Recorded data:
______________________________
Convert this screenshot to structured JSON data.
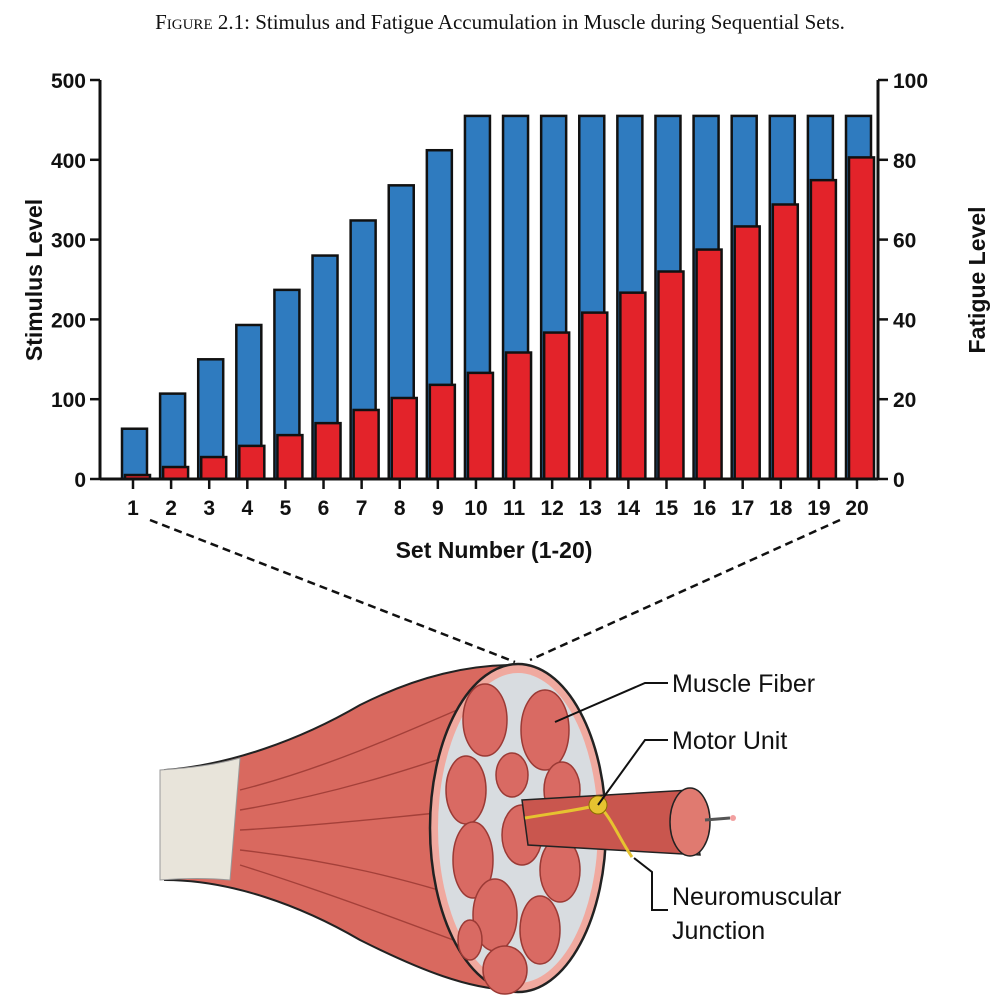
{
  "figure": {
    "label": "Figure 2.1:",
    "caption": "Stimulus and Fatigue Accumulation in Muscle during Sequential Sets."
  },
  "chart_data": {
    "type": "bar",
    "title": "",
    "xlabel": "Set Number (1-20)",
    "ylabel_left": "Stimulus Level",
    "ylabel_right": "Fatigue Level",
    "ylim_left": [
      0,
      500
    ],
    "ylim_right": [
      0,
      100
    ],
    "yticks_left": [
      0,
      100,
      200,
      300,
      400,
      500
    ],
    "yticks_right": [
      0,
      20,
      40,
      60,
      80,
      100
    ],
    "categories": [
      "1",
      "2",
      "3",
      "4",
      "5",
      "6",
      "7",
      "8",
      "9",
      "10",
      "11",
      "12",
      "13",
      "14",
      "15",
      "16",
      "17",
      "18",
      "19",
      "20"
    ],
    "grid": false,
    "legend": "none",
    "series": [
      {
        "axis": "left",
        "color": "#2f7bbf",
        "values": [
          63,
          107,
          150,
          193,
          237,
          280,
          324,
          368,
          412,
          455,
          455,
          455,
          455,
          455,
          455,
          455,
          455,
          455,
          455,
          455
        ]
      },
      {
        "axis": "right",
        "color": "#e3232a",
        "values": [
          1,
          3,
          5.5,
          8.3,
          11,
          14,
          17.3,
          20.3,
          23.6,
          26.6,
          31.7,
          36.7,
          41.7,
          46.7,
          52,
          57.5,
          63.3,
          68.8,
          74.9,
          80.6
        ]
      }
    ]
  },
  "illustration": {
    "labels": {
      "muscle_fiber": "Muscle Fiber",
      "motor_unit": "Motor Unit",
      "nmj_line1": "Neuromuscular",
      "nmj_line2": "Junction"
    },
    "colors": {
      "muscle": "#d9695f",
      "tendon": "#e8e4da",
      "nerve": "#e6c330"
    }
  }
}
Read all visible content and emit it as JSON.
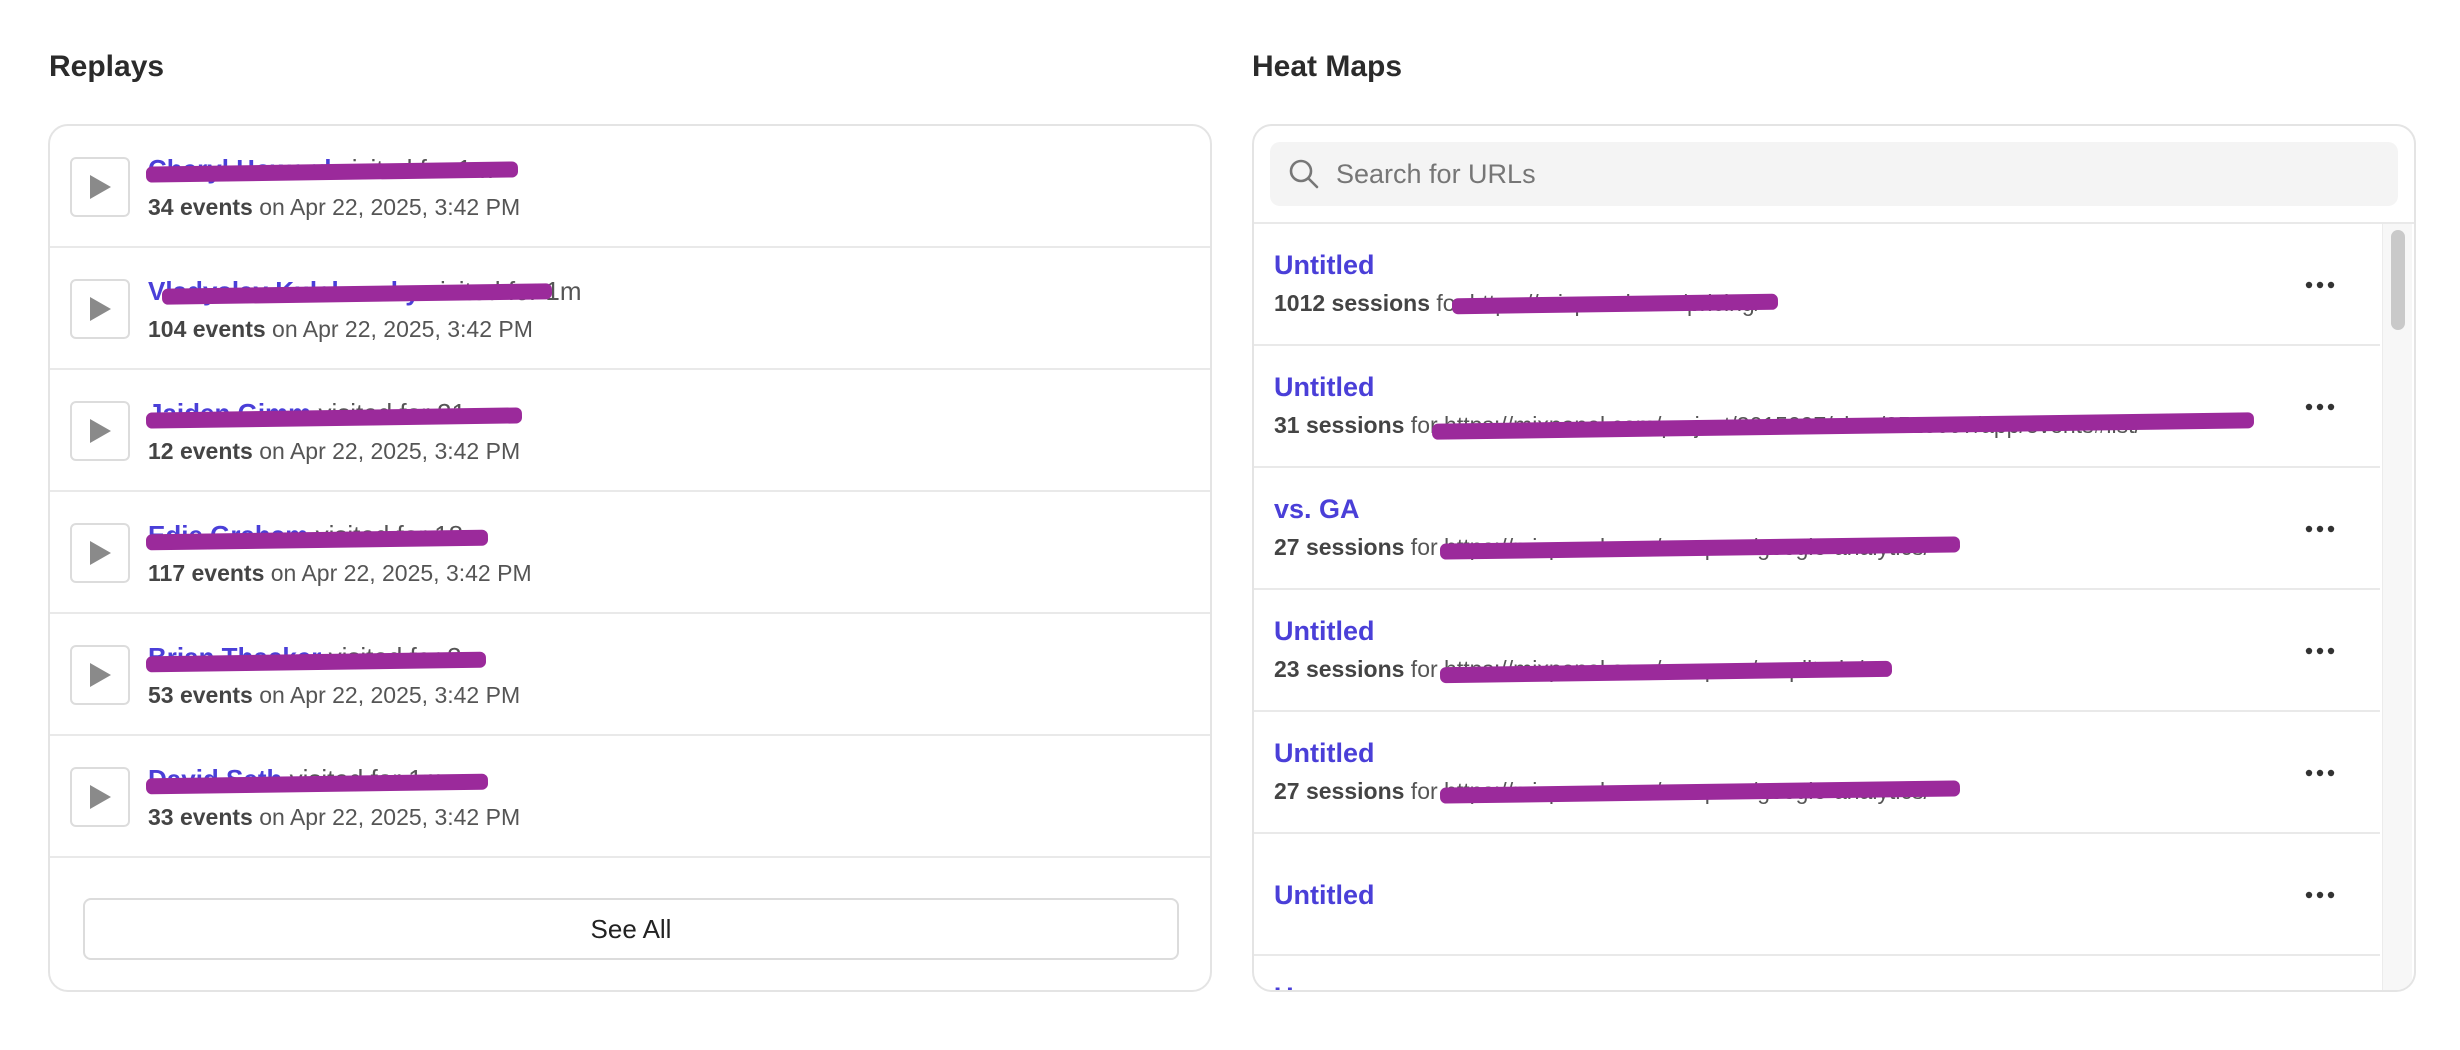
{
  "replays": {
    "title": "Replays",
    "items": [
      {
        "name": "Cheryl Howard",
        "visited": " visited for 1m",
        "count": "34 events",
        "when": "on Apr 22, 2025, 3:42 PM"
      },
      {
        "name": "Vladyslav Kulakovsky",
        "visited": " visited for 1m",
        "count": "104 events",
        "when": "on Apr 22, 2025, 3:42 PM"
      },
      {
        "name": "Jaiden Gimm",
        "visited": " visited for 21m",
        "count": "12 events",
        "when": "on Apr 22, 2025, 3:42 PM"
      },
      {
        "name": "Edie Graham",
        "visited": " visited for 18m",
        "count": "117 events",
        "when": "on Apr 22, 2025, 3:42 PM"
      },
      {
        "name": "Brian Thacker",
        "visited": " visited for 3m",
        "count": "53 events",
        "when": "on Apr 22, 2025, 3:42 PM"
      },
      {
        "name": "David Seth",
        "visited": " visited for 1m",
        "count": "33 events",
        "when": "on Apr 22, 2025, 3:42 PM"
      }
    ],
    "see_all_label": "See All"
  },
  "heatmaps": {
    "title": "Heat Maps",
    "search_placeholder": "Search for URLs",
    "items": [
      {
        "title": "Untitled",
        "count": "1012 sessions",
        "for": " for ",
        "url": "https://mixpanel.com/pricing/"
      },
      {
        "title": "Untitled",
        "count": "31 sessions",
        "for": " for ",
        "url": "https://mixpanel.com/project/3015097/view/3513097/app/events#list/"
      },
      {
        "title": "vs. GA",
        "count": "27 sessions",
        "for": " for ",
        "url": "https://mixpanel.com/compare/google-analytics/"
      },
      {
        "title": "Untitled",
        "count": "23 sessions",
        "for": " for ",
        "url": "https://mixpanel.com/compare/amplitude/"
      },
      {
        "title": "Untitled",
        "count": "27 sessions",
        "for": " for ",
        "url": "https://mixpanel.com/compare/google-analytics/"
      },
      {
        "title": "Untitled",
        "count": "",
        "for": "",
        "url": ""
      },
      {
        "title": "U",
        "count": "",
        "for": "",
        "url": ""
      }
    ]
  },
  "colors": {
    "accent": "#4a3fd8",
    "redaction": "#9b2a9b",
    "border": "#e4e4e4"
  },
  "icons": {
    "play": "play-icon",
    "search": "search-icon",
    "more": "more-horizontal-icon"
  }
}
______________________________
→ What is needed
Write out all the entries exactly, except for the pictures.

→ The reply
Convert this screenshot to structured JSON data.
{
  "figure": {
    "label": "Figure 2.1:",
    "caption": "Stimulus and Fatigue Accumulation in Muscle during Sequential Sets."
  },
  "chart_data": {
    "type": "bar",
    "title": "",
    "xlabel": "Set Number (1-20)",
    "ylabel_left": "Stimulus Level",
    "ylabel_right": "Fatigue Level",
    "ylim_left": [
      0,
      500
    ],
    "ylim_right": [
      0,
      100
    ],
    "yticks_left": [
      0,
      100,
      200,
      300,
      400,
      500
    ],
    "yticks_right": [
      0,
      20,
      40,
      60,
      80,
      100
    ],
    "categories": [
      "1",
      "2",
      "3",
      "4",
      "5",
      "6",
      "7",
      "8",
      "9",
      "10",
      "11",
      "12",
      "13",
      "14",
      "15",
      "16",
      "17",
      "18",
      "19",
      "20"
    ],
    "grid": false,
    "legend": "none",
    "series": [
      {
        "axis": "left",
        "color": "#2f7bbf",
        "values": [
          63,
          107,
          150,
          193,
          237,
          280,
          324,
          368,
          412,
          455,
          455,
          455,
          455,
          455,
          455,
          455,
          455,
          455,
          455,
          455
        ]
      },
      {
        "axis": "right",
        "color": "#e3232a",
        "values": [
          1,
          3,
          5.5,
          8.3,
          11,
          14,
          17.3,
          20.3,
          23.6,
          26.6,
          31.7,
          36.7,
          41.7,
          46.7,
          52,
          57.5,
          63.3,
          68.8,
          74.9,
          80.6
        ]
      }
    ]
  },
  "illustration": {
    "labels": {
      "muscle_fiber": "Muscle Fiber",
      "motor_unit": "Motor Unit",
      "nmj_line1": "Neuromuscular",
      "nmj_line2": "Junction"
    },
    "colors": {
      "muscle": "#d9695f",
      "tendon": "#e8e4da",
      "nerve": "#e6c330"
    }
  }
}
Read all visible content and emit it as JSON.
{
  "replays": {
    "title": "Replays",
    "items": [
      {
        "name": "Cheryl Howard",
        "visited": " visited for 1m",
        "count": "34 events",
        "when": "on Apr 22, 2025, 3:42 PM"
      },
      {
        "name": "Vladyslav Kulakovsky",
        "visited": " visited for 1m",
        "count": "104 events",
        "when": "on Apr 22, 2025, 3:42 PM"
      },
      {
        "name": "Jaiden Gimm",
        "visited": " visited for 21m",
        "count": "12 events",
        "when": "on Apr 22, 2025, 3:42 PM"
      },
      {
        "name": "Edie Graham",
        "visited": " visited for 18m",
        "count": "117 events",
        "when": "on Apr 22, 2025, 3:42 PM"
      },
      {
        "name": "Brian Thacker",
        "visited": " visited for 3m",
        "count": "53 events",
        "when": "on Apr 22, 2025, 3:42 PM"
      },
      {
        "name": "David Seth",
        "visited": " visited for 1m",
        "count": "33 events",
        "when": "on Apr 22, 2025, 3:42 PM"
      }
    ],
    "see_all_label": "See All"
  },
  "heatmaps": {
    "title": "Heat Maps",
    "search_placeholder": "Search for URLs",
    "items": [
      {
        "title": "Untitled",
        "count": "1012 sessions",
        "for": " for ",
        "url": "https://mixpanel.com/pricing/"
      },
      {
        "title": "Untitled",
        "count": "31 sessions",
        "for": " for ",
        "url": "https://mixpanel.com/project/3015097/view/3513097/app/events#list/"
      },
      {
        "title": "vs. GA",
        "count": "27 sessions",
        "for": " for ",
        "url": "https://mixpanel.com/compare/google-analytics/"
      },
      {
        "title": "Untitled",
        "count": "23 sessions",
        "for": " for ",
        "url": "https://mixpanel.com/compare/amplitude/"
      },
      {
        "title": "Untitled",
        "count": "27 sessions",
        "for": " for ",
        "url": "https://mixpanel.com/compare/google-analytics/"
      },
      {
        "title": "Untitled",
        "count": "",
        "for": "",
        "url": ""
      },
      {
        "title": "U",
        "count": "",
        "for": "",
        "url": ""
      }
    ]
  },
  "colors": {
    "accent": "#4a3fd8",
    "redaction": "#9b2a9b",
    "border": "#e4e4e4"
  },
  "icons": {
    "play": "play-icon",
    "search": "search-icon",
    "more": "more-horizontal-icon"
  }
}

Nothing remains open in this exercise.